[Extracted records]
◇ ◇ ◇
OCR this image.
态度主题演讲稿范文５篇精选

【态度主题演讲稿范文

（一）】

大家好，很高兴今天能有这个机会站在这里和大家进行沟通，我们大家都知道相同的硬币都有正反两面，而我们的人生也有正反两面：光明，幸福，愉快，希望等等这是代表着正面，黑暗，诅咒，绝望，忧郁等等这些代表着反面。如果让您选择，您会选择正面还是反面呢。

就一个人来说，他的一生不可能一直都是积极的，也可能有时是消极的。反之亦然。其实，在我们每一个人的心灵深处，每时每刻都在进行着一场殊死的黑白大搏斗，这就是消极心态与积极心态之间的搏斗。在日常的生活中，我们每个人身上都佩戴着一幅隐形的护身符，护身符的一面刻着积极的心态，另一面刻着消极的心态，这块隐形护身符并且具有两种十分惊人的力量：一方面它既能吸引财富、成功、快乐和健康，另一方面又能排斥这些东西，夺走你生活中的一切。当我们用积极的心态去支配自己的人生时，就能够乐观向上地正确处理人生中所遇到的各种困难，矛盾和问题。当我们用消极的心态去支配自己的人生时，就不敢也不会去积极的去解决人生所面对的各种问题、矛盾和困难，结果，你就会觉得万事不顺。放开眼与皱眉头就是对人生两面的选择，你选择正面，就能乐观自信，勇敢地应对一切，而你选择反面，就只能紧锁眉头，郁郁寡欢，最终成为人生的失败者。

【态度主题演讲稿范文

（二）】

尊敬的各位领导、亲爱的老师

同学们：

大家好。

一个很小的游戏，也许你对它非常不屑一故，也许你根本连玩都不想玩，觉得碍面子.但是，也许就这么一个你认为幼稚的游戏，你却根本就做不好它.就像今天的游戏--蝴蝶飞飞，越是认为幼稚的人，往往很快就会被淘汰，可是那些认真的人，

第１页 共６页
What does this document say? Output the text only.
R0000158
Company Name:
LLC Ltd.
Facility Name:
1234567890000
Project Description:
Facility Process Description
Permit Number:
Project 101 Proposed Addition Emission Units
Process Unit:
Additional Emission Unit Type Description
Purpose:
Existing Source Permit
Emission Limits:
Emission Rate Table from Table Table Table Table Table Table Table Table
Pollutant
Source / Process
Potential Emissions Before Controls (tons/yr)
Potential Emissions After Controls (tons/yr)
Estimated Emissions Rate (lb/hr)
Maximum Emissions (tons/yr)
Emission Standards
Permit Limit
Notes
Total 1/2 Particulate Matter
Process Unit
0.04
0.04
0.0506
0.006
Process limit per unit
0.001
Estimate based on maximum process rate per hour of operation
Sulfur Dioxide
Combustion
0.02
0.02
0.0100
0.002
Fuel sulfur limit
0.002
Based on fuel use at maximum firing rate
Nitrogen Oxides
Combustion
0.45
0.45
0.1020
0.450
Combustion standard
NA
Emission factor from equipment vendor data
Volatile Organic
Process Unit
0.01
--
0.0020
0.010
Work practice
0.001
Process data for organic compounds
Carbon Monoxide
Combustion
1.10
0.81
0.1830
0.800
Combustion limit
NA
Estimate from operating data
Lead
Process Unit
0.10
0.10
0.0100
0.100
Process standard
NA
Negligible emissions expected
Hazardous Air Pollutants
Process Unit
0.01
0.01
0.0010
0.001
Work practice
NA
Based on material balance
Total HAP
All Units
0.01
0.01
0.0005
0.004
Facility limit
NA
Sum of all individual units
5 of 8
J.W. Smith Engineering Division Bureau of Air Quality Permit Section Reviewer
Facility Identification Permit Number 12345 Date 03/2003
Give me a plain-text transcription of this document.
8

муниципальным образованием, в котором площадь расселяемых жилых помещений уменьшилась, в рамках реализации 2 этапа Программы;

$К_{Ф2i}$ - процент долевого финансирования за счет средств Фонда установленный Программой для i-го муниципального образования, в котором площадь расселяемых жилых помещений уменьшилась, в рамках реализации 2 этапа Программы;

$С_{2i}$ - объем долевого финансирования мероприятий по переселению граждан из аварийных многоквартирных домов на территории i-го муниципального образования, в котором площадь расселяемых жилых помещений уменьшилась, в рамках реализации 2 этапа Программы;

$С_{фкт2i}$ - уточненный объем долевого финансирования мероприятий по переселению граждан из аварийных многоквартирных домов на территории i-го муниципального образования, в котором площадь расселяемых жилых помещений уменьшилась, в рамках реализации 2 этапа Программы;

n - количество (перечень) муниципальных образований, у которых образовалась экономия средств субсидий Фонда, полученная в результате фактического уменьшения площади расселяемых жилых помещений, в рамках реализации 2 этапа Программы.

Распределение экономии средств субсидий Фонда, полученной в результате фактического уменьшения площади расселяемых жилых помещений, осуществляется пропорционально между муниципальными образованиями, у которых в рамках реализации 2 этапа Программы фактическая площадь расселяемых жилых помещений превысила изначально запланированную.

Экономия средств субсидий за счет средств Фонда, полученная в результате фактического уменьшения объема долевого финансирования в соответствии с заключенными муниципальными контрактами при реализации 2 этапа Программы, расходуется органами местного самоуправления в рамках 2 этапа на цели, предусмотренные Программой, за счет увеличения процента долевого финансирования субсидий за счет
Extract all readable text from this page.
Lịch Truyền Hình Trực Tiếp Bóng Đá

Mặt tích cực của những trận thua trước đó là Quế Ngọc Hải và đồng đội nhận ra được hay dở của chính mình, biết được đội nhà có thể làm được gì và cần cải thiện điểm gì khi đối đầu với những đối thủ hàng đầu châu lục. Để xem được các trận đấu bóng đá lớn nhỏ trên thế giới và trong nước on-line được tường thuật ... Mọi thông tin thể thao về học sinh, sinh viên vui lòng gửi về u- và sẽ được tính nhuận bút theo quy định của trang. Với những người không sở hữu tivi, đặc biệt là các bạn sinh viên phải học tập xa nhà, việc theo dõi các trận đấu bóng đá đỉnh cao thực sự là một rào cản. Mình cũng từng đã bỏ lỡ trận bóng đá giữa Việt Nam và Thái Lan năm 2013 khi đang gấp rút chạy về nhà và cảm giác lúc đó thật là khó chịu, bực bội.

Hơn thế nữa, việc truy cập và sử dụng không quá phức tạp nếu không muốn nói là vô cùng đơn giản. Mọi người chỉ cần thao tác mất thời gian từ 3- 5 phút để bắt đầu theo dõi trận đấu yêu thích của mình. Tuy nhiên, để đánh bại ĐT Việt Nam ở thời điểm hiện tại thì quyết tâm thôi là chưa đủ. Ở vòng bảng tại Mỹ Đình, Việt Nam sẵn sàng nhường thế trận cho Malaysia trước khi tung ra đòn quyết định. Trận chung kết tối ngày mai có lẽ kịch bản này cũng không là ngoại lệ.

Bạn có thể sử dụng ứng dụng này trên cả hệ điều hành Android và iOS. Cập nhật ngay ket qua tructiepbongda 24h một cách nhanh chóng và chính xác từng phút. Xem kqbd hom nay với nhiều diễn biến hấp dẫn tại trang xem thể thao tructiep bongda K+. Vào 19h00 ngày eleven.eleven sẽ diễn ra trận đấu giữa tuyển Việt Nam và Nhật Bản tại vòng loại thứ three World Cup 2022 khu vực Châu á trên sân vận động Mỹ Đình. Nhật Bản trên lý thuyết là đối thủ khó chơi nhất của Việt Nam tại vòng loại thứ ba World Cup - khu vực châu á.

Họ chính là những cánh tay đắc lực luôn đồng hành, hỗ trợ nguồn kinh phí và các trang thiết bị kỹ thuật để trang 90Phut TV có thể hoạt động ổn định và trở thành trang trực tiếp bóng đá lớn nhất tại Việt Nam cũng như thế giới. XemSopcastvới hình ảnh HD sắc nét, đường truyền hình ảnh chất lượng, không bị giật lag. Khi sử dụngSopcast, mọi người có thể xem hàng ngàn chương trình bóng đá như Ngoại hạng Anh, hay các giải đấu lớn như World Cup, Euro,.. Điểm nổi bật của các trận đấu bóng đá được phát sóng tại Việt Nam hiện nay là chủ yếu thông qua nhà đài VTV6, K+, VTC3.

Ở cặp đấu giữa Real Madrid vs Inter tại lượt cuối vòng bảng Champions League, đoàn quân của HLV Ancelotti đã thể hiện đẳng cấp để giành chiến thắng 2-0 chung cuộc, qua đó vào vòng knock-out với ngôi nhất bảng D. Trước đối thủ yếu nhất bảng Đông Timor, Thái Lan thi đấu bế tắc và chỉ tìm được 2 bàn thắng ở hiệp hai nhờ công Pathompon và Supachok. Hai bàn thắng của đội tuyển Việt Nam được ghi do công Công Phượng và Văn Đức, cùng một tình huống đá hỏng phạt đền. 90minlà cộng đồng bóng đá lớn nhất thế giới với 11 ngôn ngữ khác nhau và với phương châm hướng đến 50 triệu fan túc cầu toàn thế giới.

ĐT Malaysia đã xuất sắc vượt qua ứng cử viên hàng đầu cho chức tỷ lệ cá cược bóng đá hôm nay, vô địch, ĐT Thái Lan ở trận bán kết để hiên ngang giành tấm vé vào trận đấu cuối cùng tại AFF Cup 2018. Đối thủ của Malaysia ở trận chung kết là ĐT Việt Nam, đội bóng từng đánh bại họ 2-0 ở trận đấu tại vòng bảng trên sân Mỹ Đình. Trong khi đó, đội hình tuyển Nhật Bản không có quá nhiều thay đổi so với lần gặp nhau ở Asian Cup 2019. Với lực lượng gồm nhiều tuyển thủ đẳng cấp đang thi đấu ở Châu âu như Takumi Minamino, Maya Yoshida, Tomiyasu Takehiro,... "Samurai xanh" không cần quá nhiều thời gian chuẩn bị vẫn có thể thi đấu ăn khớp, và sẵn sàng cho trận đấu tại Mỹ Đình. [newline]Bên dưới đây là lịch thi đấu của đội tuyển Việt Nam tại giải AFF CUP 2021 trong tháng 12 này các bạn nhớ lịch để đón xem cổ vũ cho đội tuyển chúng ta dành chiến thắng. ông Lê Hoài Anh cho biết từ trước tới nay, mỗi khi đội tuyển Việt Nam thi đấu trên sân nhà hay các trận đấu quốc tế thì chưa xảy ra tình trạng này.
◇ ◇ ◇
--- OBJECTIVE ---
Of the lines in the entries above, how many include "расселяемых"? Only the number should be given.

--- WORKED ANSWER ---
6